DIRECTION:
Scan the records below for the word "this" and give only the number of lines that hold it.

Dataset items

——————

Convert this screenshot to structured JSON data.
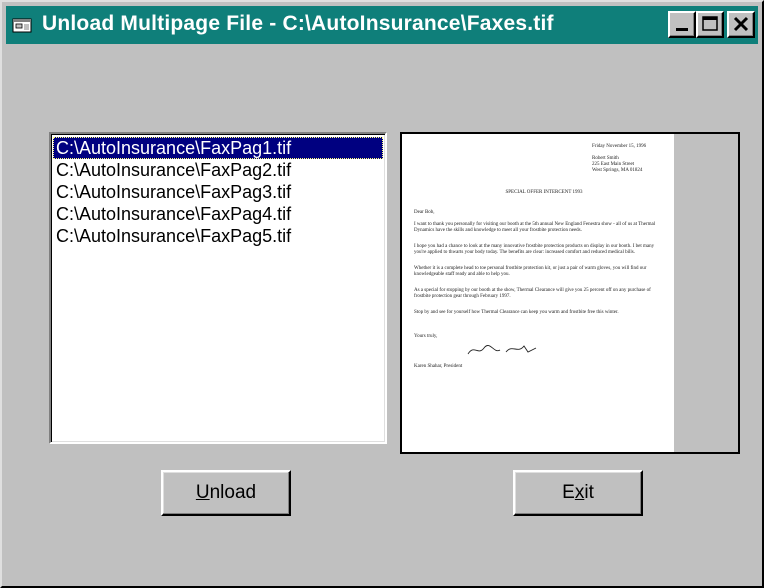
{
  "window": {
    "title": "Unload Multipage File - C:\\AutoInsurance\\Faxes.tif"
  },
  "list": {
    "items": [
      "C:\\AutoInsurance\\FaxPag1.tif",
      "C:\\AutoInsurance\\FaxPag2.tif",
      "C:\\AutoInsurance\\FaxPag3.tif",
      "C:\\AutoInsurance\\FaxPag4.tif",
      "C:\\AutoInsurance\\FaxPag5.tif"
    ],
    "selected_index": 0
  },
  "preview": {
    "date": "Friday November 15, 1996",
    "address": [
      "Robert Smith",
      "225 East Main Street",
      "West Springs, MA 01824"
    ],
    "subject": "SPECIAL OFFER INTERCENT 1993",
    "salutation": "Dear Bob,",
    "paragraphs": [
      "I want to thank you personally for visiting our booth at the 5th annual New England Fenestra show - all of us at Thermal Dynamics have the skills and knowledge to meet all your frostbite protection needs.",
      "I hope you had a chance to look at the many innovative frostbite protection products on display in our booth. I bet many you're applied to thwarts your body today. The benefits are clear: increased comfort and reduced medical bills.",
      "Whether it is a complete head to toe personal frostbite protection kit, or just a pair of warm gloves, you will find our knowledgeable staff ready and able to help you.",
      "As a special for stopping by our booth at the show, Thermal Clearance will give you 25 percent off on any purchase of frostbite protection gear through February 1997.",
      "Stop by and see for yourself how Thermal Clearance can keep you warm and frostbite free this winter."
    ],
    "closing": "Yours truly,",
    "signer": "Karen Shahar, President"
  },
  "buttons": {
    "unload_mnemonic": "U",
    "unload_rest": "nload",
    "exit_start": "E",
    "exit_mnemonic": "x",
    "exit_rest": "it"
  },
  "colors": {
    "titlebar": "#0f7f7a",
    "face": "#c0c0c0",
    "selection": "#000080"
  }
}
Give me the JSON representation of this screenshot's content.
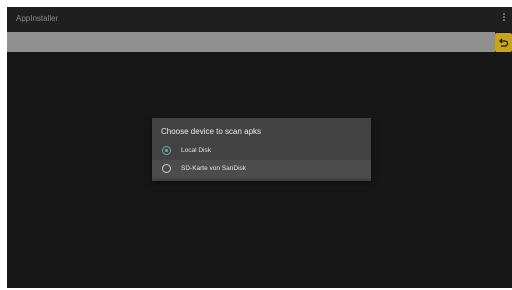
{
  "app": {
    "title": "AppInstaller"
  },
  "toolbar": {
    "overflow_icon": "vertical-dots-icon",
    "path_value": "",
    "back_icon": "undo-arrow-icon",
    "accent_color": "#c7a41a"
  },
  "dialog": {
    "title": "Choose device to scan apks",
    "options": [
      {
        "label": "Local Disk",
        "selected": true
      },
      {
        "label": "SD-Karte von SanDisk",
        "selected": false
      }
    ],
    "radio_accent_color": "#5fb3a3"
  }
}
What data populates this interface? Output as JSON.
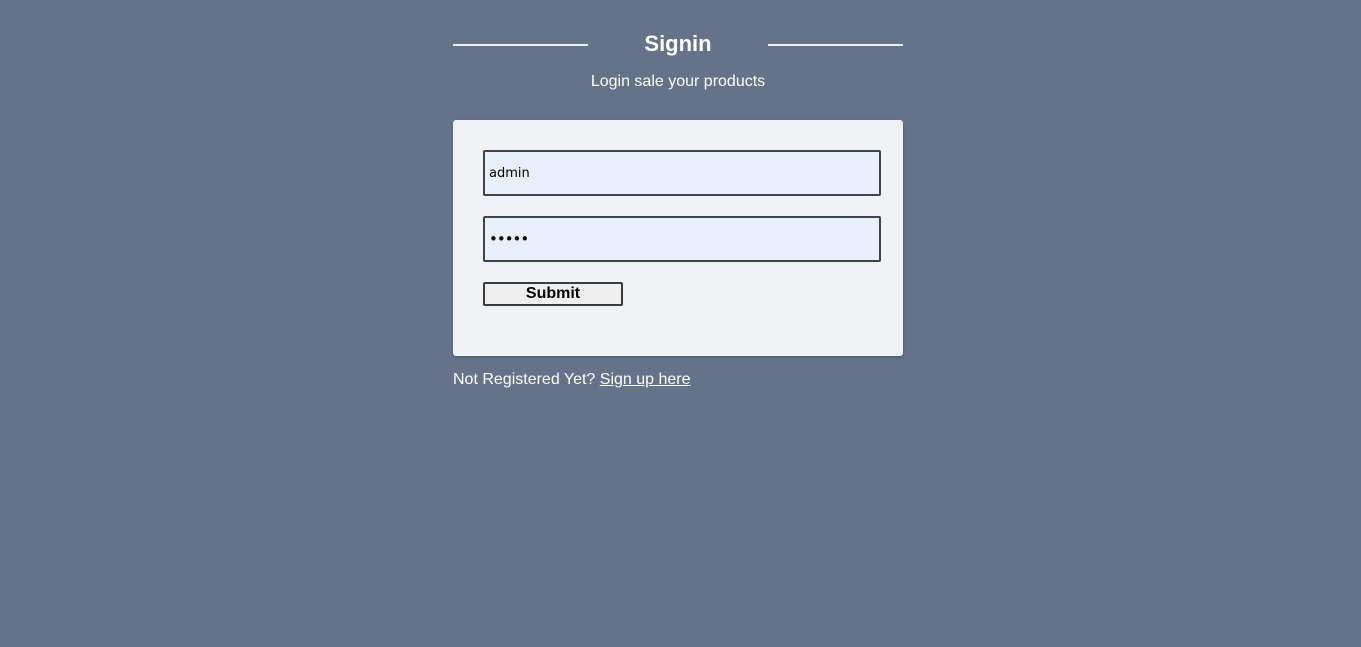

——————

TASK RESPONSE:
4